Material provided:
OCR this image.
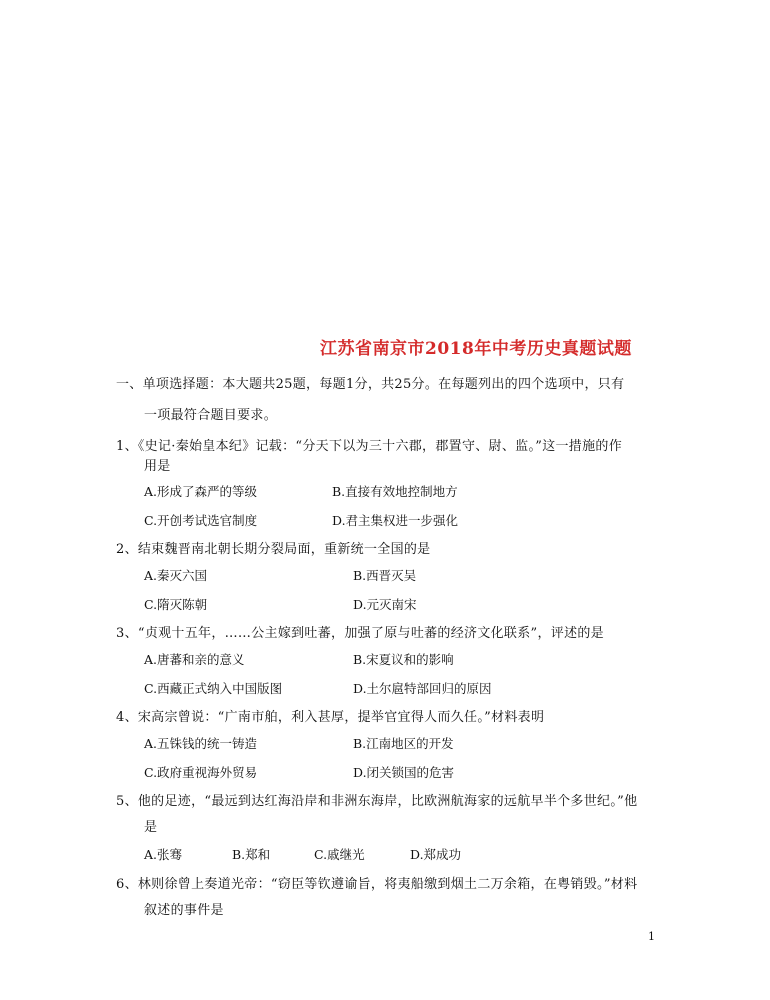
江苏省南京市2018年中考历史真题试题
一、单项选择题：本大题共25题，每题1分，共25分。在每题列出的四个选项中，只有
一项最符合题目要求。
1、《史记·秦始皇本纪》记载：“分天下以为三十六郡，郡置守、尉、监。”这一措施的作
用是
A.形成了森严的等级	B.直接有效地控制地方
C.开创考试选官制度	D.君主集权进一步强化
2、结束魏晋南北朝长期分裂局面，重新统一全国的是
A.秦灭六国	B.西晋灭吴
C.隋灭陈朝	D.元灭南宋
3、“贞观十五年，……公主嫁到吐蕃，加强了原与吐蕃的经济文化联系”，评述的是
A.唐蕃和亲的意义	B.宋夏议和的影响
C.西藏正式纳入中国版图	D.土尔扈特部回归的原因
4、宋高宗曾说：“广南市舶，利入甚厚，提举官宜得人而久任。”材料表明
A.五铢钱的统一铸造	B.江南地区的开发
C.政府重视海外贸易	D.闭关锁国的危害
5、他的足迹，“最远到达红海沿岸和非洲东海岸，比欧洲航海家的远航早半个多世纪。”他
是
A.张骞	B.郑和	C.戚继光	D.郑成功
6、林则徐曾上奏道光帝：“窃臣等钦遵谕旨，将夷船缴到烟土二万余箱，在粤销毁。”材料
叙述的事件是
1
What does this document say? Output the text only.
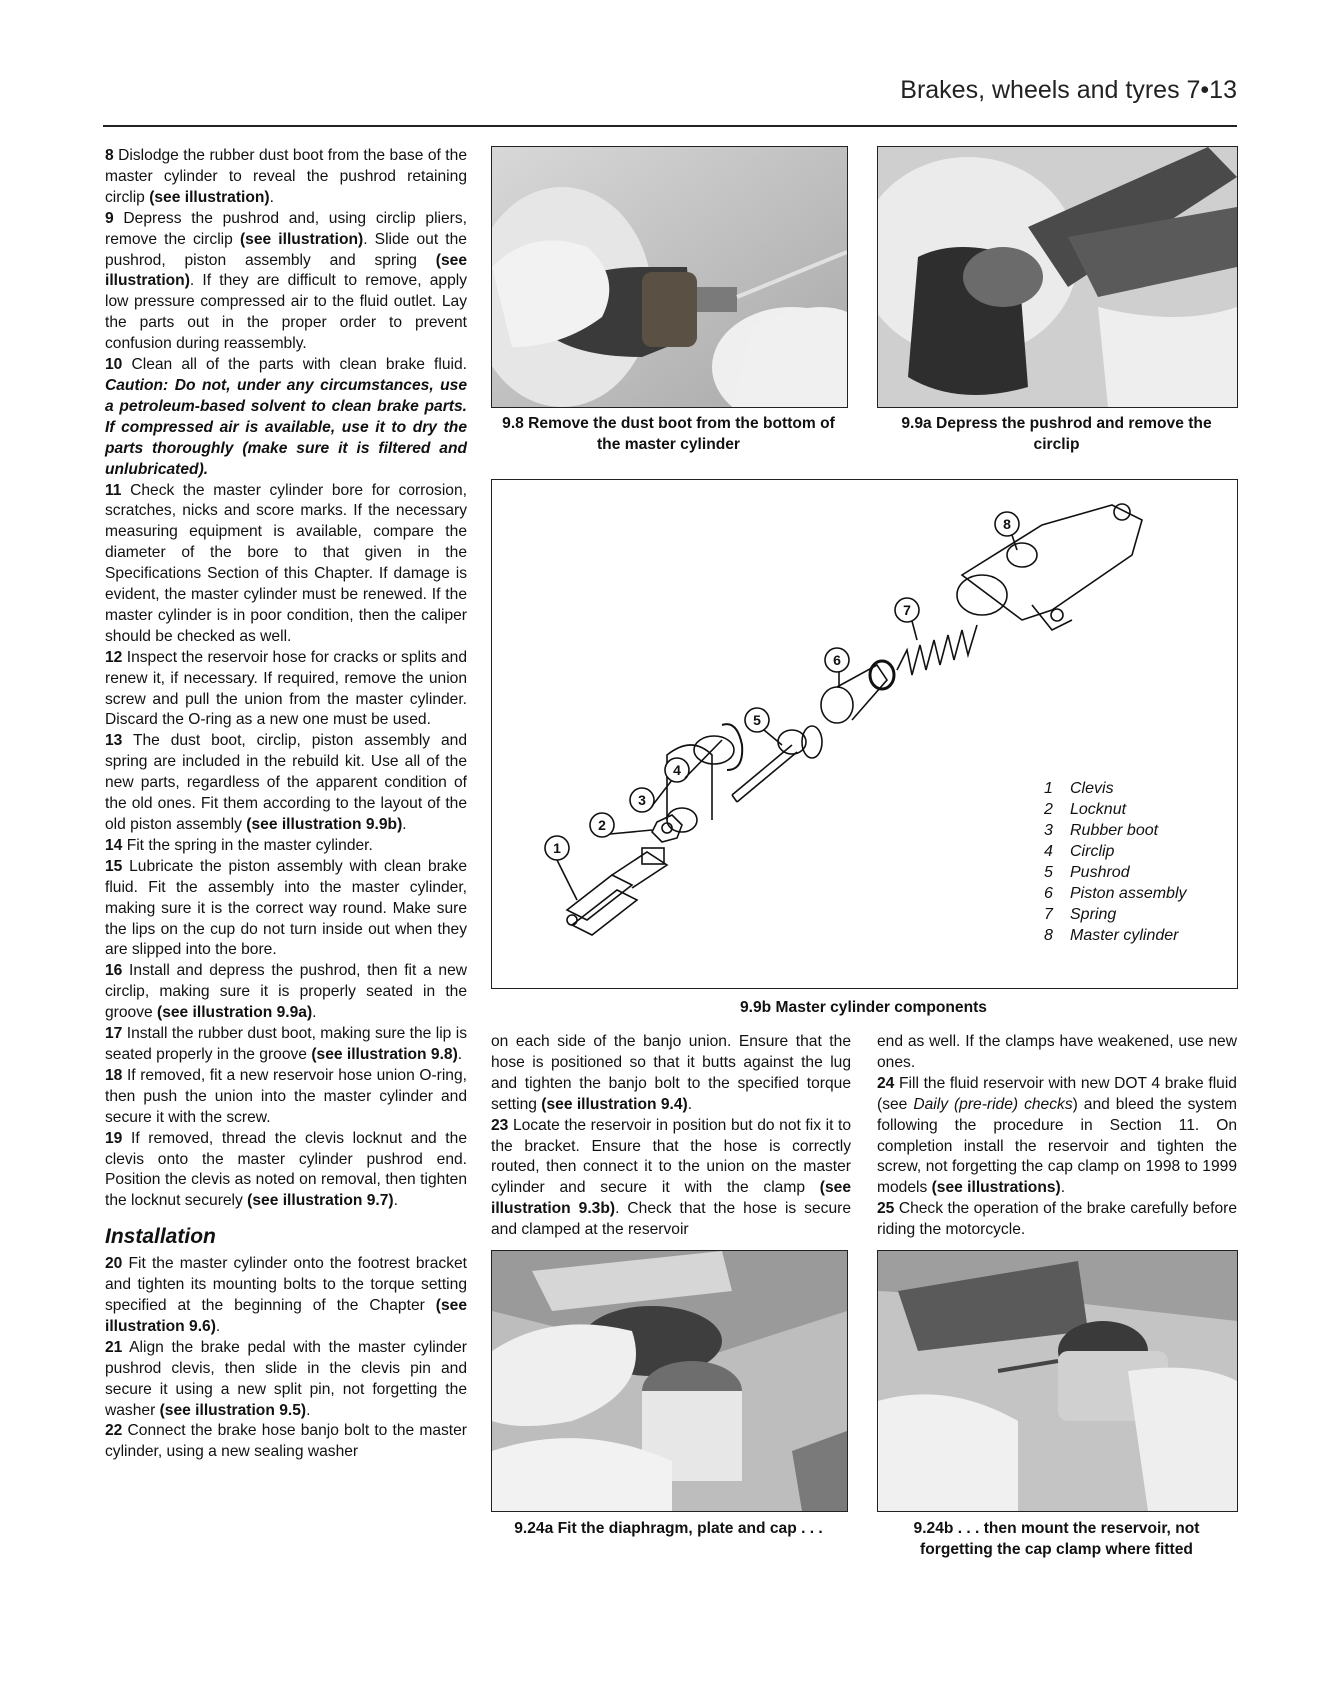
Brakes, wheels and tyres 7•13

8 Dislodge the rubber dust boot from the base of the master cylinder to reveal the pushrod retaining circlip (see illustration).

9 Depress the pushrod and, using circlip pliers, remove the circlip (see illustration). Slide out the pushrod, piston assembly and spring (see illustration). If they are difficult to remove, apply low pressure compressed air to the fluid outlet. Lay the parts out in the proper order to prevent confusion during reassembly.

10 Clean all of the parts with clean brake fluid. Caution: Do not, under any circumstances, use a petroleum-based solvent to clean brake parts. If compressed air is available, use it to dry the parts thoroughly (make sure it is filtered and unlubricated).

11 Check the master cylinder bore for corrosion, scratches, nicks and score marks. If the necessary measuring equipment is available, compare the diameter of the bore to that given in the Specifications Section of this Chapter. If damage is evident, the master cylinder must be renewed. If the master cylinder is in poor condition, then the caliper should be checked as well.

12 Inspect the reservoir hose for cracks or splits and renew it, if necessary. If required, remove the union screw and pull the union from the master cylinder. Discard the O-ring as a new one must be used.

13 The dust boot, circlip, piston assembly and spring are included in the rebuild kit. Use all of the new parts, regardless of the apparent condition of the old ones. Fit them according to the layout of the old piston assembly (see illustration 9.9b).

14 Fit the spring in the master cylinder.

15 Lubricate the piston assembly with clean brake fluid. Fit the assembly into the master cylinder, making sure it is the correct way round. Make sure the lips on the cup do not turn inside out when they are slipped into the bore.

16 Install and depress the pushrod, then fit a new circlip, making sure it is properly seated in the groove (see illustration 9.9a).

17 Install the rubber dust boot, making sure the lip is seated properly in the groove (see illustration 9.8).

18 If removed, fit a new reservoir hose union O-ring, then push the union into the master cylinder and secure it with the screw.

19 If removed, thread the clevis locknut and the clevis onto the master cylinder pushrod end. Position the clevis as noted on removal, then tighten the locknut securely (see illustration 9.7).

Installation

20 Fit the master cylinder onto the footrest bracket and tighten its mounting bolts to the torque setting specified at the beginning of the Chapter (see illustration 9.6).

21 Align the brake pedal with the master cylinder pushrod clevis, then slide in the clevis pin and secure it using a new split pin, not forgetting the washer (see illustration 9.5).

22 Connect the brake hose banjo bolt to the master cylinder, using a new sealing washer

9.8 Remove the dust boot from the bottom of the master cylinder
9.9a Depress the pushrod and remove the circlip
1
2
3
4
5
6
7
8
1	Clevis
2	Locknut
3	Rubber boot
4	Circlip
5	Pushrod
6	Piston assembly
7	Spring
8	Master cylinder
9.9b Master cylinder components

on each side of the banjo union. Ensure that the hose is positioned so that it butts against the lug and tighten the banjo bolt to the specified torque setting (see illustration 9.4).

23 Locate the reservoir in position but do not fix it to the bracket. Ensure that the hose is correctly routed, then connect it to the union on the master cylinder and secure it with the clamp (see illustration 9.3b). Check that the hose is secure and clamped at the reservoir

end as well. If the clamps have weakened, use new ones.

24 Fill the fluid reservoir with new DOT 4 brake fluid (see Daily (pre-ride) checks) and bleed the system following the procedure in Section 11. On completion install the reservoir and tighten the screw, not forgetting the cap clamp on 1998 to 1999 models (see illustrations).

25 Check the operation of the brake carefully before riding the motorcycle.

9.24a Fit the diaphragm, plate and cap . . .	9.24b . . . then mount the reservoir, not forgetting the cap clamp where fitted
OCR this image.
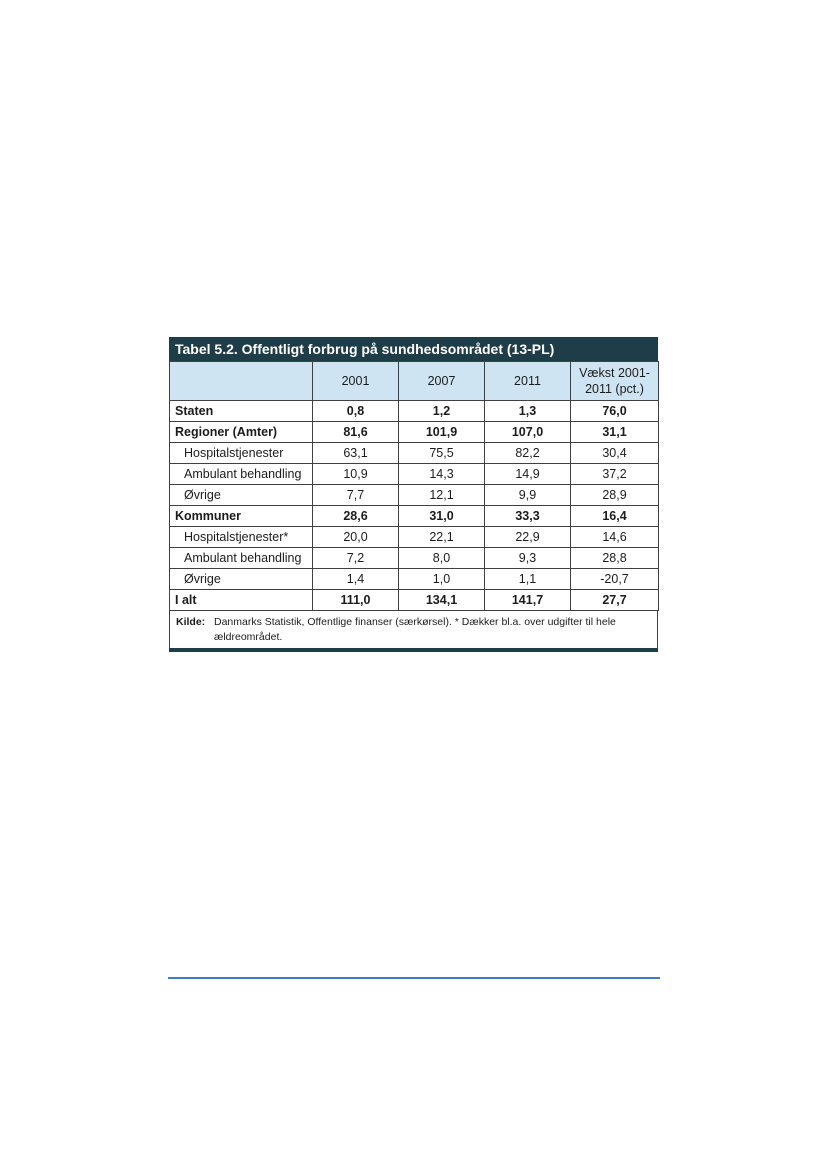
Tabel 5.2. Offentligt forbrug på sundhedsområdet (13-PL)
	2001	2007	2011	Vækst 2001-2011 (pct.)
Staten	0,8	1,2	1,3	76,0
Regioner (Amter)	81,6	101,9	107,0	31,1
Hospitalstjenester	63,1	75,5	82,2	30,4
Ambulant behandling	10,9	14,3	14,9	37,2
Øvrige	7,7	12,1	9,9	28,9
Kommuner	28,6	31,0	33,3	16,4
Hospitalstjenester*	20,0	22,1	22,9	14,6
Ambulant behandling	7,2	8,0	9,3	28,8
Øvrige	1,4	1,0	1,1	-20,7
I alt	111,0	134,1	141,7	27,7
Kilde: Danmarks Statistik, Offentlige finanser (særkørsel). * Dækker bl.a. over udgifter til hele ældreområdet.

Exercise aim:
Set the listing down in full and exactly. Pictures within it should not appear in the copy.

Exercise output:
OCR this image.
江苏省南京市2018年中考历史真题试题
一、单项选择题：本大题共25题，每题1分，共25分。在每题列出的四个选项中，只有
一项最符合题目要求。
1、《史记·秦始皇本纪》记载：“分天下以为三十六郡，郡置守、尉、监。”这一措施的作
用是
A.形成了森严的等级	B.直接有效地控制地方
C.开创考试选官制度	D.君主集权进一步强化
2、结束魏晋南北朝长期分裂局面，重新统一全国的是
A.秦灭六国	B.西晋灭吴
C.隋灭陈朝	D.元灭南宋
3、“贞观十五年，……公主嫁到吐蕃，加强了原与吐蕃的经济文化联系”，评述的是
A.唐蕃和亲的意义	B.宋夏议和的影响
C.西藏正式纳入中国版图	D.土尔扈特部回归的原因
4、宋高宗曾说：“广南市舶，利入甚厚，提举官宜得人而久任。”材料表明
A.五铢钱的统一铸造	B.江南地区的开发
C.政府重视海外贸易	D.闭关锁国的危害
5、他的足迹，“最远到达红海沿岸和非洲东海岸，比欧洲航海家的远航早半个多世纪。”他
是
A.张骞	B.郑和	C.戚继光	D.郑成功
6、林则徐曾上奏道光帝：“窃臣等钦遵谕旨，将夷船缴到烟土二万余箱，在粤销毁。”材料
叙述的事件是
1
What does this document say? Output the text only.
Brakes, wheels and tyres 7•13

8 Dislodge the rubber dust boot from the base of the master cylinder to reveal the pushrod retaining circlip (see illustration).

9 Depress the pushrod and, using circlip pliers, remove the circlip (see illustration). Slide out the pushrod, piston assembly and spring (see illustration). If they are difficult to remove, apply low pressure compressed air to the fluid outlet. Lay the parts out in the proper order to prevent confusion during reassembly.

10 Clean all of the parts with clean brake fluid. Caution: Do not, under any circumstances, use a petroleum-based solvent to clean brake parts. If compressed air is available, use it to dry the parts thoroughly (make sure it is filtered and unlubricated).

11 Check the master cylinder bore for corrosion, scratches, nicks and score marks. If the necessary measuring equipment is available, compare the diameter of the bore to that given in the Specifications Section of this Chapter. If damage is evident, the master cylinder must be renewed. If the master cylinder is in poor condition, then the caliper should be checked as well.

12 Inspect the reservoir hose for cracks or splits and renew it, if necessary. If required, remove the union screw and pull the union from the master cylinder. Discard the O-ring as a new one must be used.

13 The dust boot, circlip, piston assembly and spring are included in the rebuild kit. Use all of the new parts, regardless of the apparent condition of the old ones. Fit them according to the layout of the old piston assembly (see illustration 9.9b).

14 Fit the spring in the master cylinder.

15 Lubricate the piston assembly with clean brake fluid. Fit the assembly into the master cylinder, making sure it is the correct way round. Make sure the lips on the cup do not turn inside out when they are slipped into the bore.

16 Install and depress the pushrod, then fit a new circlip, making sure it is properly seated in the groove (see illustration 9.9a).

17 Install the rubber dust boot, making sure the lip is seated properly in the groove (see illustration 9.8).

18 If removed, fit a new reservoir hose union O-ring, then push the union into the master cylinder and secure it with the screw.

19 If removed, thread the clevis locknut and the clevis onto the master cylinder pushrod end. Position the clevis as noted on removal, then tighten the locknut securely (see illustration 9.7).

Installation

20 Fit the master cylinder onto the footrest bracket and tighten its mounting bolts to the torque setting specified at the beginning of the Chapter (see illustration 9.6).

21 Align the brake pedal with the master cylinder pushrod clevis, then slide in the clevis pin and secure it using a new split pin, not forgetting the washer (see illustration 9.5).

22 Connect the brake hose banjo bolt to the master cylinder, using a new sealing washer

9.8 Remove the dust boot from the bottom of the master cylinder
9.9a Depress the pushrod and remove the circlip
1
2
3
4
5
6
7
8
1	Clevis
2	Locknut
3	Rubber boot
4	Circlip
5	Pushrod
6	Piston assembly
7	Spring
8	Master cylinder
9.9b Master cylinder components

on each side of the banjo union. Ensure that the hose is positioned so that it butts against the lug and tighten the banjo bolt to the specified torque setting (see illustration 9.4).

23 Locate the reservoir in position but do not fix it to the bracket. Ensure that the hose is correctly routed, then connect it to the union on the master cylinder and secure it with the clamp (see illustration 9.3b). Check that the hose is secure and clamped at the reservoir

end as well. If the clamps have weakened, use new ones.

24 Fill the fluid reservoir with new DOT 4 brake fluid (see Daily (pre-ride) checks) and bleed the system following the procedure in Section 11. On completion install the reservoir and tighten the screw, not forgetting the cap clamp on 1998 to 1999 models (see illustrations).

25 Check the operation of the brake carefully before riding the motorcycle.

9.24a Fit the diaphragm, plate and cap . . .	9.24b . . . then mount the reservoir, not forgetting the cap clamp where fitted
OCR this image.
Tabel 5.2. Offentligt forbrug på sundhedsområdet (13-PL)
	2001	2007	2011	Vækst 2001-2011 (pct.)
Staten	0,8	1,2	1,3	76,0
Regioner (Amter)	81,6	101,9	107,0	31,1
Hospitalstjenester	63,1	75,5	82,2	30,4
Ambulant behandling	10,9	14,3	14,9	37,2
Øvrige	7,7	12,1	9,9	28,9
Kommuner	28,6	31,0	33,3	16,4
Hospitalstjenester*	20,0	22,1	22,9	14,6
Ambulant behandling	7,2	8,0	9,3	28,8
Øvrige	1,4	1,0	1,1	-20,7
I alt	111,0	134,1	141,7	27,7
Kilde: Danmarks Statistik, Offentlige finanser (særkørsel). * Dækker bl.a. over udgifter til hele ældreområdet.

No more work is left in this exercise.